(Raw records)
================

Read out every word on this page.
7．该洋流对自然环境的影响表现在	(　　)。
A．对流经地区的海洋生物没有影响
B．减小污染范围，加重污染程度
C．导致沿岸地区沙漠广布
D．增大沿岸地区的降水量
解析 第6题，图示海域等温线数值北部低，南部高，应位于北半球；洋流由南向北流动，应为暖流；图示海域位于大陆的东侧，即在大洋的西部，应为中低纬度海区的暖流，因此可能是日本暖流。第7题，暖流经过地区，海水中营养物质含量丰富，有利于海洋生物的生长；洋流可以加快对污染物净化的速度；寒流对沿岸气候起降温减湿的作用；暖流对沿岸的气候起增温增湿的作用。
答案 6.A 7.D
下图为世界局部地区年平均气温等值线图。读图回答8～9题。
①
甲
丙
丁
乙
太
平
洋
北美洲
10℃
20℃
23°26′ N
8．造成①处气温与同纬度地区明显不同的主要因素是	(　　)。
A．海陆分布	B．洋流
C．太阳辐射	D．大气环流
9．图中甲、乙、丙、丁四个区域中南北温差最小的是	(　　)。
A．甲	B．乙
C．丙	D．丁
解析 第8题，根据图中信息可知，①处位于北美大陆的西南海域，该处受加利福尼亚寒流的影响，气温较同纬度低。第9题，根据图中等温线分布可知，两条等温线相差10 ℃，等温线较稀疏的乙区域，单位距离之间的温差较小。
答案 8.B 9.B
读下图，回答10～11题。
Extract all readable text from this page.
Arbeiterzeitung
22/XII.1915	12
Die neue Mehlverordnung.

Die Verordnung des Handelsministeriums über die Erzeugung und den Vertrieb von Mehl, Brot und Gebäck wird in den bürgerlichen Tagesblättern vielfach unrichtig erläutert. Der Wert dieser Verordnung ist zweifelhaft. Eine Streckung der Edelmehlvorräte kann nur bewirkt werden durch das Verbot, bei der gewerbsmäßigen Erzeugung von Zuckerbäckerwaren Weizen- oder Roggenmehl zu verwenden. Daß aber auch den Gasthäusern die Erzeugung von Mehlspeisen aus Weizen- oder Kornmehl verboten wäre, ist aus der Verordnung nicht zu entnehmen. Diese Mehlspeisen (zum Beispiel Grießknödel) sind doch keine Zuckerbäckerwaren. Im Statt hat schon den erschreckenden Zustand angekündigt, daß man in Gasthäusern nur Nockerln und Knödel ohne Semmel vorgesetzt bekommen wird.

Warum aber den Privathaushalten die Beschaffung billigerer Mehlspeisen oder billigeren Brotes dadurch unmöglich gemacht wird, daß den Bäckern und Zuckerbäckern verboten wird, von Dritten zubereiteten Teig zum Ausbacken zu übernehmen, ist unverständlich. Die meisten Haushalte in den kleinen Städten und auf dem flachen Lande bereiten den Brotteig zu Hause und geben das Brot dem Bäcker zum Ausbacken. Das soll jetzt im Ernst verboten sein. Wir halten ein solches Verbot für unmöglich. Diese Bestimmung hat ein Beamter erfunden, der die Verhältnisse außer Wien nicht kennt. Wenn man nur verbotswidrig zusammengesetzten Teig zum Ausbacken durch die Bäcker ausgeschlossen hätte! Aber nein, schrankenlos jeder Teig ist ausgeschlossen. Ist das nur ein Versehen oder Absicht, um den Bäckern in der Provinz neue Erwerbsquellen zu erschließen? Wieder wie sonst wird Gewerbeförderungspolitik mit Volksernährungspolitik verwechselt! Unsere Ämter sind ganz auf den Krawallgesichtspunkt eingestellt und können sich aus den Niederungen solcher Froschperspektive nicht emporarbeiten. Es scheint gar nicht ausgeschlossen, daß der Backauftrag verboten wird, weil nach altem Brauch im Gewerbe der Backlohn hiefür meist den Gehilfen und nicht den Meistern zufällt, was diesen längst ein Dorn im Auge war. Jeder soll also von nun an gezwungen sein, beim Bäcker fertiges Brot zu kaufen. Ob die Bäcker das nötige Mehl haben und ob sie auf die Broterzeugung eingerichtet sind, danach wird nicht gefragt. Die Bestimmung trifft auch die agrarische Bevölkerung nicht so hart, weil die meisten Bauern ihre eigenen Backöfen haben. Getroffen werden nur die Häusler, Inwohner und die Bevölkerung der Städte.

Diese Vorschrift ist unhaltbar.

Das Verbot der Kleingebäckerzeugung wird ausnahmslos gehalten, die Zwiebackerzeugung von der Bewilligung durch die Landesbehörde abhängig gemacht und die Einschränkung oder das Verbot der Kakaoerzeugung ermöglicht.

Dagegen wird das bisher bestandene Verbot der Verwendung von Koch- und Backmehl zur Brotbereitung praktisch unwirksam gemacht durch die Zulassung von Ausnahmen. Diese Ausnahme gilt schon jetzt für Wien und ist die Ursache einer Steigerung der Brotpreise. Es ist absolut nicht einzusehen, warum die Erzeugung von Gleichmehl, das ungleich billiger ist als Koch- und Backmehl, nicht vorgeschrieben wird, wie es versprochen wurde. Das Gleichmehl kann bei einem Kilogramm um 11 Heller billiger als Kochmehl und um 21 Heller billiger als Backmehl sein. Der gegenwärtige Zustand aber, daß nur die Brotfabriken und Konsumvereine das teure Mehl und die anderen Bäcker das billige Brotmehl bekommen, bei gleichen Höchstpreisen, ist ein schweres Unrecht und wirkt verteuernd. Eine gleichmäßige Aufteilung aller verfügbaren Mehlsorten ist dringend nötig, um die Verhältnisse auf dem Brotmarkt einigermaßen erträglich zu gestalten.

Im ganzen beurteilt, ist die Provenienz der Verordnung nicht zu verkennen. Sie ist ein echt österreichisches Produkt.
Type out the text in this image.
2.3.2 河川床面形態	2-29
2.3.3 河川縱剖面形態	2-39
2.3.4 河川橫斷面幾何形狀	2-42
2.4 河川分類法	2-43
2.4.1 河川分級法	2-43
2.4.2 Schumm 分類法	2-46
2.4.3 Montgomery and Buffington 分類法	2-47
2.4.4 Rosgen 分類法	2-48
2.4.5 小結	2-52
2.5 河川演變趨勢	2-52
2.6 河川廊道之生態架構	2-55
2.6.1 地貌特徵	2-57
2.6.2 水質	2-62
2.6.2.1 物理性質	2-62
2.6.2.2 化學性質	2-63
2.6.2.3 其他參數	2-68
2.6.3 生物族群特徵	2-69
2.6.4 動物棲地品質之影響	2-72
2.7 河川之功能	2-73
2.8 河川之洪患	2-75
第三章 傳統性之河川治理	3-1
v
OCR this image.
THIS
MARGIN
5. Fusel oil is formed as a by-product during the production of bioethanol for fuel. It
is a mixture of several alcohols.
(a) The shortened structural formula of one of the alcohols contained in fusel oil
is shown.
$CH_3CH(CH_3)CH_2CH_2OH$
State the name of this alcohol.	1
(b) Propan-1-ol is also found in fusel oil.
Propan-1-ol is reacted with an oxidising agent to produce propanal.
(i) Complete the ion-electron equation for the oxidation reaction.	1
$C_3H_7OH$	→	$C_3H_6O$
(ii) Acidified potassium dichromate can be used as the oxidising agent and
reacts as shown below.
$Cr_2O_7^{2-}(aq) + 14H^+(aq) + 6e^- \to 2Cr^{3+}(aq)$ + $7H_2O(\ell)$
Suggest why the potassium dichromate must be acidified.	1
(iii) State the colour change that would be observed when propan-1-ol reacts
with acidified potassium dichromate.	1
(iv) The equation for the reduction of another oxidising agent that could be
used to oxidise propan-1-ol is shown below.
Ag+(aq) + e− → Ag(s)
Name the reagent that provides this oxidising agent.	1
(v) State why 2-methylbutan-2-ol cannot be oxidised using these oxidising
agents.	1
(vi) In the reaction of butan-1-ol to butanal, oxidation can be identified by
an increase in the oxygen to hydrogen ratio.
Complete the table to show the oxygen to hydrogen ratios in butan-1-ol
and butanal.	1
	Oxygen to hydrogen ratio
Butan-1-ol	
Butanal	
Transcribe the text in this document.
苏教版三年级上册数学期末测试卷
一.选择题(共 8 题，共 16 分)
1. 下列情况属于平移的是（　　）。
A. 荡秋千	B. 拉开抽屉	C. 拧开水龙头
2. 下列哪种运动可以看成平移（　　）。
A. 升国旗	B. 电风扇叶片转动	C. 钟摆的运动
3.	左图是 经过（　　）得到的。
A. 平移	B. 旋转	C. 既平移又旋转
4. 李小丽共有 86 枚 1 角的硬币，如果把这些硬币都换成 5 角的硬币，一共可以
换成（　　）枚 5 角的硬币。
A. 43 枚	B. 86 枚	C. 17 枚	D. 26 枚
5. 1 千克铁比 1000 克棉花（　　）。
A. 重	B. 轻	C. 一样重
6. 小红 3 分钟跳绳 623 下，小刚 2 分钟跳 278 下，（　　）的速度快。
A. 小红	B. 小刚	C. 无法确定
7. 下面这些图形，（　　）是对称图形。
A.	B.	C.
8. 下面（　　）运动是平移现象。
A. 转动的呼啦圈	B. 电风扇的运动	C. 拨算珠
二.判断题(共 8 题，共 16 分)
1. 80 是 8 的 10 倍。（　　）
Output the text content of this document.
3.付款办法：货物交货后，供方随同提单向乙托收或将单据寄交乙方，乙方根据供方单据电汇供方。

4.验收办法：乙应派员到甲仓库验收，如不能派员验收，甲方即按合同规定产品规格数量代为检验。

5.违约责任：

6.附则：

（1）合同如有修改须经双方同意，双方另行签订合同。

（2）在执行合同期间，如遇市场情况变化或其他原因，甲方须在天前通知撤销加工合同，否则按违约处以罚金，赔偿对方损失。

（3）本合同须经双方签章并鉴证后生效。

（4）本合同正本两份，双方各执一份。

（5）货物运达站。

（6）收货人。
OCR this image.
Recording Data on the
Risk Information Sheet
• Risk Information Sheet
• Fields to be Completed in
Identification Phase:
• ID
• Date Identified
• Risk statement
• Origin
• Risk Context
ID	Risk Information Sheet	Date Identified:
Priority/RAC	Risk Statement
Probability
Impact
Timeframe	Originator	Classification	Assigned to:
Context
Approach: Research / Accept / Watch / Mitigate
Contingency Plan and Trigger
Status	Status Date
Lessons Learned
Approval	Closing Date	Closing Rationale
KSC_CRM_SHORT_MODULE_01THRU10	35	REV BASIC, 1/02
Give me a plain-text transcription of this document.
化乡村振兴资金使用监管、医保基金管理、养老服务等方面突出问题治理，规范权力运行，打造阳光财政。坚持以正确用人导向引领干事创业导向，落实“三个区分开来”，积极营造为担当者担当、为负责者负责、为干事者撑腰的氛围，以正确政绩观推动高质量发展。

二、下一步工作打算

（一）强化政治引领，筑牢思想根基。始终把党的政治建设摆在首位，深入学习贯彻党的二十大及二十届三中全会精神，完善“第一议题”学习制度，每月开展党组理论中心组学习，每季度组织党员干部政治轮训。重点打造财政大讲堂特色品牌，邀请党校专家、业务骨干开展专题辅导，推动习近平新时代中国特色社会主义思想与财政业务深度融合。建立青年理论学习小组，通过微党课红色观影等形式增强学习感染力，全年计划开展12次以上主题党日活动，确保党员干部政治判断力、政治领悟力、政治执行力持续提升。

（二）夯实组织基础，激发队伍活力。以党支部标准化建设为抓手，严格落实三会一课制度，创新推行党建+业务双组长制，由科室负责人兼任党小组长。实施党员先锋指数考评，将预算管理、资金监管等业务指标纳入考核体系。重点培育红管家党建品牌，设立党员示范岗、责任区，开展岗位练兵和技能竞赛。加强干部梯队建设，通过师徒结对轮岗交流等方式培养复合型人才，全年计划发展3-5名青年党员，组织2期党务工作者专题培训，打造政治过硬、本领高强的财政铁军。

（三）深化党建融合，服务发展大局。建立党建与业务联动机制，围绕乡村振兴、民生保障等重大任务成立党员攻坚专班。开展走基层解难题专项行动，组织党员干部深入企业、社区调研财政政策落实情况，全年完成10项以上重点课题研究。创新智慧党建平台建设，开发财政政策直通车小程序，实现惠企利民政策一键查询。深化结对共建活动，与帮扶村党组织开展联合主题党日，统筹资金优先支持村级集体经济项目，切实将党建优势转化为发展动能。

================

List each line in the listing that contains the string "Date".

• Date Identified
ID	Risk Information Sheet	Date Identified:
Status	Status Date
Approval	Closing Date	Closing Rationale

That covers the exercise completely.